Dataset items
● ● ● ●

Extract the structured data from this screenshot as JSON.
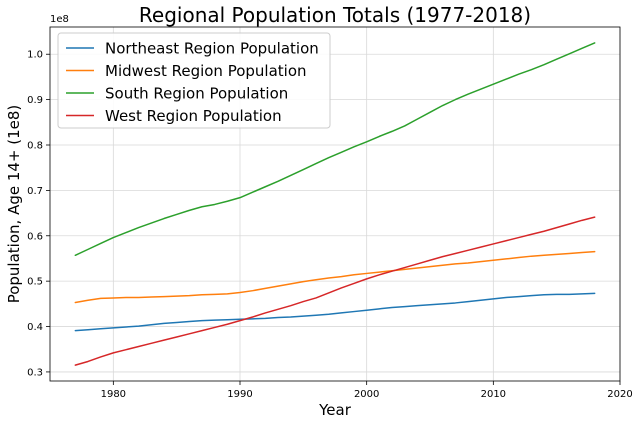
{
  "chart_data": {
    "type": "line",
    "title": "Regional Population Totals (1977-2018)",
    "xlabel": "Year",
    "ylabel": "Population, Age 14+ (1e8)",
    "y_offset_label": "1e8",
    "xlim": [
      1975,
      2020
    ],
    "ylim": [
      0.28,
      1.06
    ],
    "x_ticks": [
      1980,
      1990,
      2000,
      2010,
      2020
    ],
    "x_tick_labels": [
      "1980",
      "1990",
      "2000",
      "2010",
      "2020"
    ],
    "y_ticks": [
      0.3,
      0.4,
      0.5,
      0.6,
      0.7,
      0.8,
      0.9,
      1.0
    ],
    "y_tick_labels": [
      "0.3",
      "0.4",
      "0.5",
      "0.6",
      "0.7",
      "0.8",
      "0.9",
      "1.0"
    ],
    "grid": true,
    "legend_position": "top-left",
    "x": [
      1977,
      1978,
      1979,
      1980,
      1981,
      1982,
      1983,
      1984,
      1985,
      1986,
      1987,
      1988,
      1989,
      1990,
      1991,
      1992,
      1993,
      1994,
      1995,
      1996,
      1997,
      1998,
      1999,
      2000,
      2001,
      2002,
      2003,
      2004,
      2005,
      2006,
      2007,
      2008,
      2009,
      2010,
      2011,
      2012,
      2013,
      2014,
      2015,
      2016,
      2017,
      2018
    ],
    "series": [
      {
        "name": "Northeast Region Population",
        "color": "#1f77b4",
        "values": [
          0.391,
          0.393,
          0.395,
          0.397,
          0.399,
          0.401,
          0.404,
          0.407,
          0.409,
          0.411,
          0.413,
          0.414,
          0.415,
          0.416,
          0.417,
          0.418,
          0.42,
          0.421,
          0.423,
          0.425,
          0.427,
          0.43,
          0.433,
          0.436,
          0.439,
          0.442,
          0.444,
          0.446,
          0.448,
          0.45,
          0.452,
          0.455,
          0.458,
          0.461,
          0.464,
          0.466,
          0.468,
          0.47,
          0.471,
          0.471,
          0.472,
          0.473
        ]
      },
      {
        "name": "Midwest Region Population",
        "color": "#ff7f0e",
        "values": [
          0.453,
          0.458,
          0.462,
          0.463,
          0.464,
          0.464,
          0.465,
          0.466,
          0.467,
          0.468,
          0.47,
          0.471,
          0.472,
          0.475,
          0.479,
          0.484,
          0.489,
          0.494,
          0.499,
          0.503,
          0.507,
          0.51,
          0.514,
          0.517,
          0.52,
          0.523,
          0.526,
          0.529,
          0.532,
          0.535,
          0.538,
          0.54,
          0.543,
          0.546,
          0.549,
          0.552,
          0.555,
          0.557,
          0.559,
          0.561,
          0.563,
          0.565
        ]
      },
      {
        "name": "South Region Population",
        "color": "#2ca02c",
        "values": [
          0.557,
          0.57,
          0.583,
          0.596,
          0.607,
          0.618,
          0.628,
          0.638,
          0.647,
          0.656,
          0.664,
          0.669,
          0.676,
          0.684,
          0.696,
          0.708,
          0.72,
          0.733,
          0.746,
          0.759,
          0.772,
          0.784,
          0.796,
          0.807,
          0.819,
          0.83,
          0.842,
          0.857,
          0.872,
          0.887,
          0.9,
          0.912,
          0.923,
          0.934,
          0.945,
          0.956,
          0.966,
          0.977,
          0.989,
          1.001,
          1.013,
          1.025
        ]
      },
      {
        "name": "West Region Population",
        "color": "#d62728",
        "values": [
          0.315,
          0.323,
          0.333,
          0.342,
          0.349,
          0.356,
          0.363,
          0.37,
          0.377,
          0.384,
          0.391,
          0.398,
          0.405,
          0.413,
          0.421,
          0.43,
          0.438,
          0.446,
          0.455,
          0.463,
          0.474,
          0.485,
          0.495,
          0.505,
          0.514,
          0.522,
          0.53,
          0.538,
          0.546,
          0.554,
          0.561,
          0.568,
          0.575,
          0.582,
          0.589,
          0.596,
          0.603,
          0.61,
          0.618,
          0.626,
          0.634,
          0.641
        ]
      }
    ]
  }
}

● ● ● ●

* [What needs to be done]:
Write out the full listing verbatim, excluding its pictures.

* [Exercise response]:
Extract the structured data from this screenshot as JSON.
{
  "chart_data": {
    "type": "line",
    "title": "Regional Population Totals (1977-2018)",
    "xlabel": "Year",
    "ylabel": "Population, Age 14+ (1e8)",
    "y_offset_label": "1e8",
    "xlim": [
      1975,
      2020
    ],
    "ylim": [
      0.28,
      1.06
    ],
    "x_ticks": [
      1980,
      1990,
      2000,
      2010,
      2020
    ],
    "x_tick_labels": [
      "1980",
      "1990",
      "2000",
      "2010",
      "2020"
    ],
    "y_ticks": [
      0.3,
      0.4,
      0.5,
      0.6,
      0.7,
      0.8,
      0.9,
      1.0
    ],
    "y_tick_labels": [
      "0.3",
      "0.4",
      "0.5",
      "0.6",
      "0.7",
      "0.8",
      "0.9",
      "1.0"
    ],
    "grid": true,
    "legend_position": "top-left",
    "x": [
      1977,
      1978,
      1979,
      1980,
      1981,
      1982,
      1983,
      1984,
      1985,
      1986,
      1987,
      1988,
      1989,
      1990,
      1991,
      1992,
      1993,
      1994,
      1995,
      1996,
      1997,
      1998,
      1999,
      2000,
      2001,
      2002,
      2003,
      2004,
      2005,
      2006,
      2007,
      2008,
      2009,
      2010,
      2011,
      2012,
      2013,
      2014,
      2015,
      2016,
      2017,
      2018
    ],
    "series": [
      {
        "name": "Northeast Region Population",
        "color": "#1f77b4",
        "values": [
          0.391,
          0.393,
          0.395,
          0.397,
          0.399,
          0.401,
          0.404,
          0.407,
          0.409,
          0.411,
          0.413,
          0.414,
          0.415,
          0.416,
          0.417,
          0.418,
          0.42,
          0.421,
          0.423,
          0.425,
          0.427,
          0.43,
          0.433,
          0.436,
          0.439,
          0.442,
          0.444,
          0.446,
          0.448,
          0.45,
          0.452,
          0.455,
          0.458,
          0.461,
          0.464,
          0.466,
          0.468,
          0.47,
          0.471,
          0.471,
          0.472,
          0.473
        ]
      },
      {
        "name": "Midwest Region Population",
        "color": "#ff7f0e",
        "values": [
          0.453,
          0.458,
          0.462,
          0.463,
          0.464,
          0.464,
          0.465,
          0.466,
          0.467,
          0.468,
          0.47,
          0.471,
          0.472,
          0.475,
          0.479,
          0.484,
          0.489,
          0.494,
          0.499,
          0.503,
          0.507,
          0.51,
          0.514,
          0.517,
          0.52,
          0.523,
          0.526,
          0.529,
          0.532,
          0.535,
          0.538,
          0.54,
          0.543,
          0.546,
          0.549,
          0.552,
          0.555,
          0.557,
          0.559,
          0.561,
          0.563,
          0.565
        ]
      },
      {
        "name": "South Region Population",
        "color": "#2ca02c",
        "values": [
          0.557,
          0.57,
          0.583,
          0.596,
          0.607,
          0.618,
          0.628,
          0.638,
          0.647,
          0.656,
          0.664,
          0.669,
          0.676,
          0.684,
          0.696,
          0.708,
          0.72,
          0.733,
          0.746,
          0.759,
          0.772,
          0.784,
          0.796,
          0.807,
          0.819,
          0.83,
          0.842,
          0.857,
          0.872,
          0.887,
          0.9,
          0.912,
          0.923,
          0.934,
          0.945,
          0.956,
          0.966,
          0.977,
          0.989,
          1.001,
          1.013,
          1.025
        ]
      },
      {
        "name": "West Region Population",
        "color": "#d62728",
        "values": [
          0.315,
          0.323,
          0.333,
          0.342,
          0.349,
          0.356,
          0.363,
          0.37,
          0.377,
          0.384,
          0.391,
          0.398,
          0.405,
          0.413,
          0.421,
          0.43,
          0.438,
          0.446,
          0.455,
          0.463,
          0.474,
          0.485,
          0.495,
          0.505,
          0.514,
          0.522,
          0.53,
          0.538,
          0.546,
          0.554,
          0.561,
          0.568,
          0.575,
          0.582,
          0.589,
          0.596,
          0.603,
          0.61,
          0.618,
          0.626,
          0.634,
          0.641
        ]
      }
    ]
  }
}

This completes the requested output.